REQUIRED WORK:
Can you pull out each line of the data below that includes the word "this"?

-- GIVEN INFORMATION start --

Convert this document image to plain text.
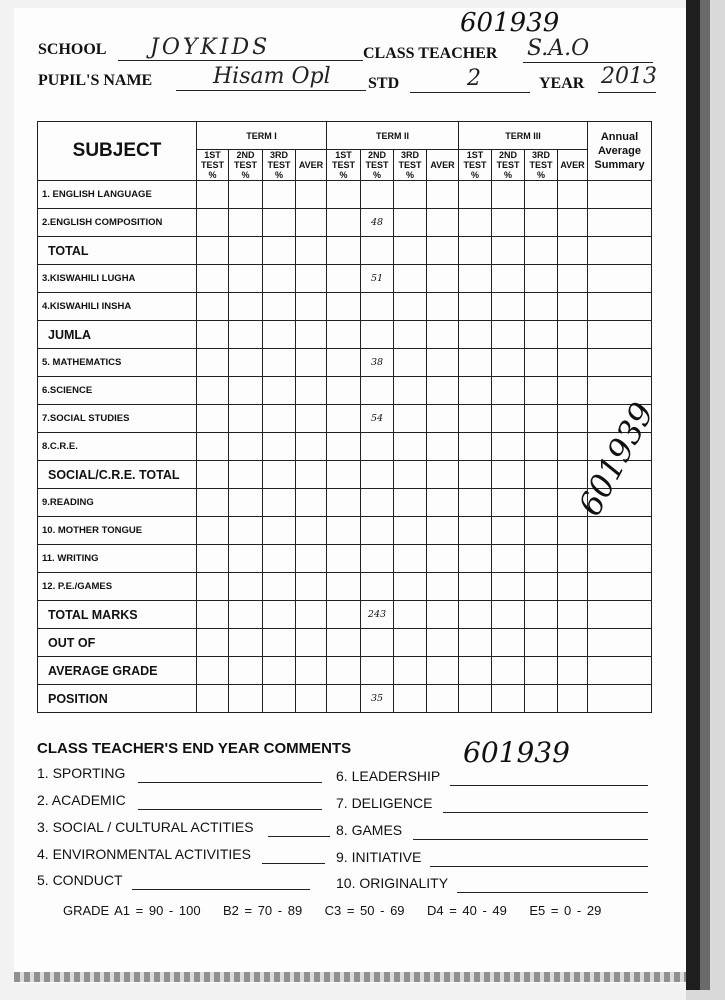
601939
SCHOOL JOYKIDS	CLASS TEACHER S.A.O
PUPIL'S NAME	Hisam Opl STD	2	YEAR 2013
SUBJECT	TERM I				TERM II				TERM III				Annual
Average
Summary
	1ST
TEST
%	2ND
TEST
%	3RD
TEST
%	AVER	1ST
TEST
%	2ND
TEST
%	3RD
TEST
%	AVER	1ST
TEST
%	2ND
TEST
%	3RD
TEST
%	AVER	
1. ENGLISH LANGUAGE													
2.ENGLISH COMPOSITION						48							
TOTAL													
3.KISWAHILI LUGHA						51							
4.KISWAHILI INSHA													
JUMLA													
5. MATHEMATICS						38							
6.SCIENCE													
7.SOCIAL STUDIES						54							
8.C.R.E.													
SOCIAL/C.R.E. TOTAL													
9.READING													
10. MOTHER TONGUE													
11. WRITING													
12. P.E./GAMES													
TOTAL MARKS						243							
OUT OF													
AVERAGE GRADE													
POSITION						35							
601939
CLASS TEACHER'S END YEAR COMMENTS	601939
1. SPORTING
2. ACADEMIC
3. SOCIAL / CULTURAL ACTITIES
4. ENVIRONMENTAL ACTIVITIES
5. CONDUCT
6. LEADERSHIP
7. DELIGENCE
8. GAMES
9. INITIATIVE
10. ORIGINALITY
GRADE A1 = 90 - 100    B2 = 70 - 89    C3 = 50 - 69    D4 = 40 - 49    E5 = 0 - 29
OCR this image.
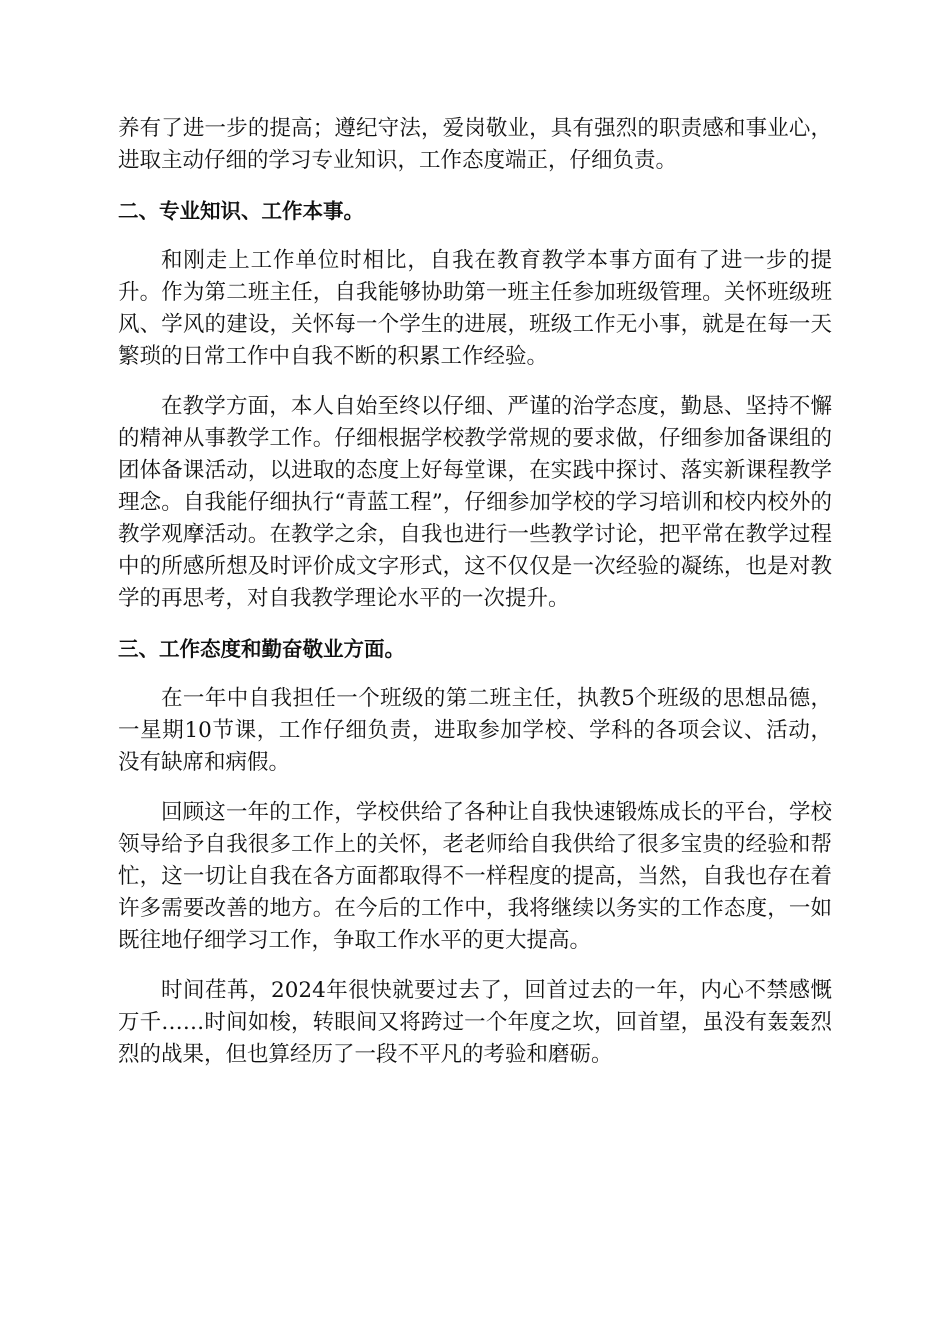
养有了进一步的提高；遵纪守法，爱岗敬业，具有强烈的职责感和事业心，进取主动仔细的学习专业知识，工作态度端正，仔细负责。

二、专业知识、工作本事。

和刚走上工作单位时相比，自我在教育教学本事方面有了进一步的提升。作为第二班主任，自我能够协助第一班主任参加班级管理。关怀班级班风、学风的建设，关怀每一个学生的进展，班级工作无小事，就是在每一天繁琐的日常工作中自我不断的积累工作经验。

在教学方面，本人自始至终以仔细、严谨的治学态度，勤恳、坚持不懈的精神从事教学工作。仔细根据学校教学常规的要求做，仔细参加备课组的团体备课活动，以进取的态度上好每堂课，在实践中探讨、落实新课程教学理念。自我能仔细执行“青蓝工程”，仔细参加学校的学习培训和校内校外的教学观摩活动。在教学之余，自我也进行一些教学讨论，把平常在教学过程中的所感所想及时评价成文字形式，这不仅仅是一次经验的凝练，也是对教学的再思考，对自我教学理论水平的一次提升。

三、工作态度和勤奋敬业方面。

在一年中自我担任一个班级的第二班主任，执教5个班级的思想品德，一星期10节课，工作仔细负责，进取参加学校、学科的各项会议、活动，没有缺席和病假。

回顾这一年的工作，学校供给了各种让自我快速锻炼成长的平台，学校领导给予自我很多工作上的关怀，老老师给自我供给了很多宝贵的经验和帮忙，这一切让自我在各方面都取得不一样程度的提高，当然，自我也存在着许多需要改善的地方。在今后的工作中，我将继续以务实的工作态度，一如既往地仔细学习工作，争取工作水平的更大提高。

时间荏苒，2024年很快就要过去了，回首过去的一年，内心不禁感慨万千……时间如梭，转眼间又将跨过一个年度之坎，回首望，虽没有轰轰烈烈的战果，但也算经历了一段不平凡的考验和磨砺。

-- GIVEN INFORMATION end --
-- GIVEN INFORMATION start --

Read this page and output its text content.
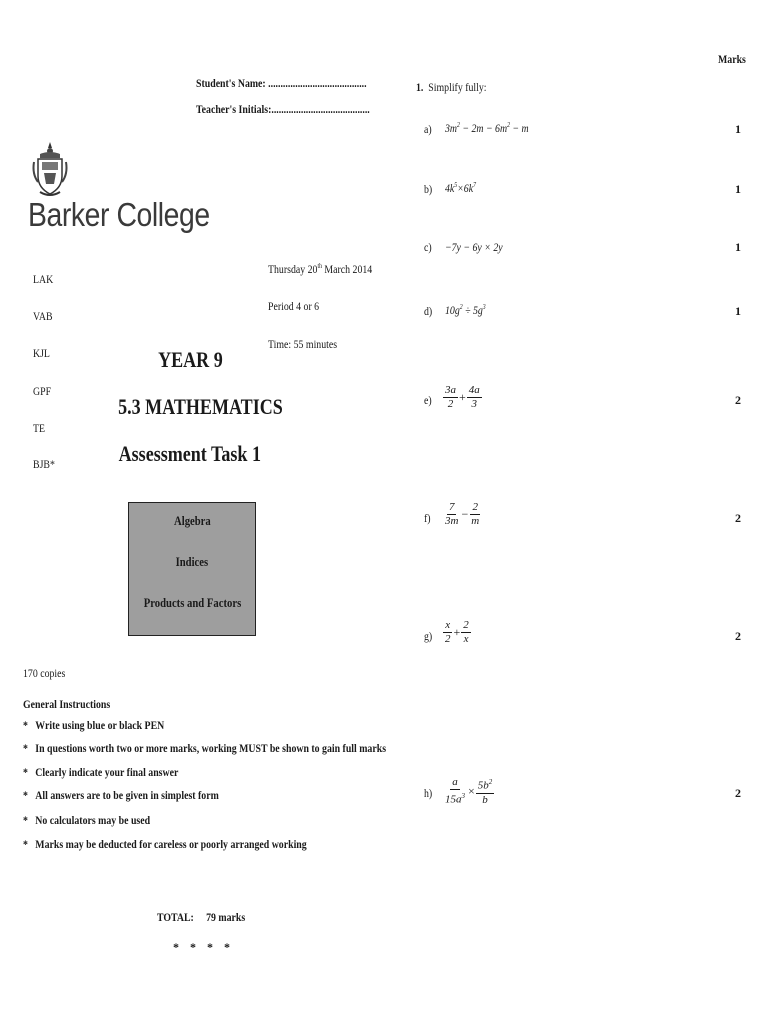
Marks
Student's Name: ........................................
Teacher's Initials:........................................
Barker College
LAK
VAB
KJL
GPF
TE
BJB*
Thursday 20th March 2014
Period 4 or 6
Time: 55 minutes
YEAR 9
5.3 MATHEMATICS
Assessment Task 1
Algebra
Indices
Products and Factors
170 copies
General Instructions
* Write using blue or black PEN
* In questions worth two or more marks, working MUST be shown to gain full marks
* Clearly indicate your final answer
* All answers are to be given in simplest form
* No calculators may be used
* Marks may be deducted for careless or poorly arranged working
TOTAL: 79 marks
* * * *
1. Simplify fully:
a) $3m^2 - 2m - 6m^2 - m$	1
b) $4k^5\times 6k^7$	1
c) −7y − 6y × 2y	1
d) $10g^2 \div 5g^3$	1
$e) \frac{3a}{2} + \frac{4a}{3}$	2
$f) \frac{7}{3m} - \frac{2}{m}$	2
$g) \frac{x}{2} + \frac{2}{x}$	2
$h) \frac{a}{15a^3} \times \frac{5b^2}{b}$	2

-- GIVEN INFORMATION end --

RESULT:
Convert this document image to plain text.
OCR this image.
Read this page and output its text content.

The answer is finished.